• [Supplied information]
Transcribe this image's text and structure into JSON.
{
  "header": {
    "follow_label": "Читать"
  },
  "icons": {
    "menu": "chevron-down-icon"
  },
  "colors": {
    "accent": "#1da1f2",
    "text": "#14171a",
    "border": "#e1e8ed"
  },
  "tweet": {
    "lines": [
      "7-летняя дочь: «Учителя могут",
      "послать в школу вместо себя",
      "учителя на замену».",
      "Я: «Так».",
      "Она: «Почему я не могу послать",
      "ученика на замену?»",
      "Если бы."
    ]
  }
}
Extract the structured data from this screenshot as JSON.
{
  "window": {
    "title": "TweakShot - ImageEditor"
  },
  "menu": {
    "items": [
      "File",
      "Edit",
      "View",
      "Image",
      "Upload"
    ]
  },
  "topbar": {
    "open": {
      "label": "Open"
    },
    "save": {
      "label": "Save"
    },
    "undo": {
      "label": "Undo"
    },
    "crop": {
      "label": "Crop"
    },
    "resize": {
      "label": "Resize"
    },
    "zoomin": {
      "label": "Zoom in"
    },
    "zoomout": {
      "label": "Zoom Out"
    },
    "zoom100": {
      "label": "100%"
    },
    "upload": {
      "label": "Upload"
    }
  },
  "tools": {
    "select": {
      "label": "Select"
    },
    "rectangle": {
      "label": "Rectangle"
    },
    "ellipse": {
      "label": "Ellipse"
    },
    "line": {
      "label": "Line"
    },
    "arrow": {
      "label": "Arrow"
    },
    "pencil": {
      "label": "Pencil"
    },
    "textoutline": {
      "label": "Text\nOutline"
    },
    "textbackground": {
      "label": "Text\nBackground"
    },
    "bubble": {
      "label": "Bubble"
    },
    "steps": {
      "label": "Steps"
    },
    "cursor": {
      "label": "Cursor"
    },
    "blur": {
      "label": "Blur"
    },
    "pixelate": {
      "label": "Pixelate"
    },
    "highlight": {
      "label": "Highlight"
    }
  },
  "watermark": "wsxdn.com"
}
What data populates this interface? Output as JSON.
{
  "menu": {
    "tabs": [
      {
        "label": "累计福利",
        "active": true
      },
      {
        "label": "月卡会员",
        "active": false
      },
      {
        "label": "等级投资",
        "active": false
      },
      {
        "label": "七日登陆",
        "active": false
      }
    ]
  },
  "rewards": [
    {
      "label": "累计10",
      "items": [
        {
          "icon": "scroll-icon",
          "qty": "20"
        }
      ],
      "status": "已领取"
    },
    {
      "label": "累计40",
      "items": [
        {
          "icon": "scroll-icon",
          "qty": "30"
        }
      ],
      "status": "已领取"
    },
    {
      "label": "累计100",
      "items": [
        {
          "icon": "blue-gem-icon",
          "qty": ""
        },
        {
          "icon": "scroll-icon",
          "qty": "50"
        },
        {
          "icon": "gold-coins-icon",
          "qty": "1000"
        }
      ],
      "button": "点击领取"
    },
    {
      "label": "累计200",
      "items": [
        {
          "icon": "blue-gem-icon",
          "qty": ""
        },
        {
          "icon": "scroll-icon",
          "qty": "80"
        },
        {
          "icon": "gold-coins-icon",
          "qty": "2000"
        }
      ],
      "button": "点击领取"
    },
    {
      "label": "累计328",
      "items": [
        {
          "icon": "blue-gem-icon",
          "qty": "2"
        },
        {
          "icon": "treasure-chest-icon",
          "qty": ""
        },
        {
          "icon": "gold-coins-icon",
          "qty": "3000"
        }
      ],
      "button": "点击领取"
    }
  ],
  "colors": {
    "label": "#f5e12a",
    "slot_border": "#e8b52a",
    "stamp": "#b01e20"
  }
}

• [What is needed] Reproduce the material above exactly; please quote every line of it.

• [Completed exercise]
Transcribe this image's text and structure into JSON.
{
  "header": {
    "follow_label": "Читать"
  },
  "icons": {
    "menu": "chevron-down-icon"
  },
  "colors": {
    "accent": "#1da1f2",
    "text": "#14171a",
    "border": "#e1e8ed"
  },
  "tweet": {
    "lines": [
      "7-летняя дочь: «Учителя могут",
      "послать в школу вместо себя",
      "учителя на замену».",
      "Я: «Так».",
      "Она: «Почему я не могу послать",
      "ученика на замену?»",
      "Если бы."
    ]
  }
}
Extract the structured data from this screenshot as JSON.
{
  "window": {
    "title": "TweakShot - ImageEditor"
  },
  "menu": {
    "items": [
      "File",
      "Edit",
      "View",
      "Image",
      "Upload"
    ]
  },
  "topbar": {
    "open": {
      "label": "Open"
    },
    "save": {
      "label": "Save"
    },
    "undo": {
      "label": "Undo"
    },
    "crop": {
      "label": "Crop"
    },
    "resize": {
      "label": "Resize"
    },
    "zoomin": {
      "label": "Zoom in"
    },
    "zoomout": {
      "label": "Zoom Out"
    },
    "zoom100": {
      "label": "100%"
    },
    "upload": {
      "label": "Upload"
    }
  },
  "tools": {
    "select": {
      "label": "Select"
    },
    "rectangle": {
      "label": "Rectangle"
    },
    "ellipse": {
      "label": "Ellipse"
    },
    "line": {
      "label": "Line"
    },
    "arrow": {
      "label": "Arrow"
    },
    "pencil": {
      "label": "Pencil"
    },
    "textoutline": {
      "label": "Text\nOutline"
    },
    "textbackground": {
      "label": "Text\nBackground"
    },
    "bubble": {
      "label": "Bubble"
    },
    "steps": {
      "label": "Steps"
    },
    "cursor": {
      "label": "Cursor"
    },
    "blur": {
      "label": "Blur"
    },
    "pixelate": {
      "label": "Pixelate"
    },
    "highlight": {
      "label": "Highlight"
    }
  },
  "watermark": "wsxdn.com"
}
What data populates this interface? Output as JSON.
{
  "menu": {
    "tabs": [
      {
        "label": "累计福利",
        "active": true
      },
      {
        "label": "月卡会员",
        "active": false
      },
      {
        "label": "等级投资",
        "active": false
      },
      {
        "label": "七日登陆",
        "active": false
      }
    ]
  },
  "rewards": [
    {
      "label": "累计10",
      "items": [
        {
          "icon": "scroll-icon",
          "qty": "20"
        }
      ],
      "status": "已领取"
    },
    {
      "label": "累计40",
      "items": [
        {
          "icon": "scroll-icon",
          "qty": "30"
        }
      ],
      "status": "已领取"
    },
    {
      "label": "累计100",
      "items": [
        {
          "icon": "blue-gem-icon",
          "qty": ""
        },
        {
          "icon": "scroll-icon",
          "qty": "50"
        },
        {
          "icon": "gold-coins-icon",
          "qty": "1000"
        }
      ],
      "button": "点击领取"
    },
    {
      "label": "累计200",
      "items": [
        {
          "icon": "blue-gem-icon",
          "qty": ""
        },
        {
          "icon": "scroll-icon",
          "qty": "80"
        },
        {
          "icon": "gold-coins-icon",
          "qty": "2000"
        }
      ],
      "button": "点击领取"
    },
    {
      "label": "累计328",
      "items": [
        {
          "icon": "blue-gem-icon",
          "qty": "2"
        },
        {
          "icon": "treasure-chest-icon",
          "qty": ""
        },
        {
          "icon": "gold-coins-icon",
          "qty": "3000"
        }
      ],
      "button": "点击领取"
    }
  ],
  "colors": {
    "label": "#f5e12a",
    "slot_border": "#e8b52a",
    "stamp": "#b01e20"
  }
}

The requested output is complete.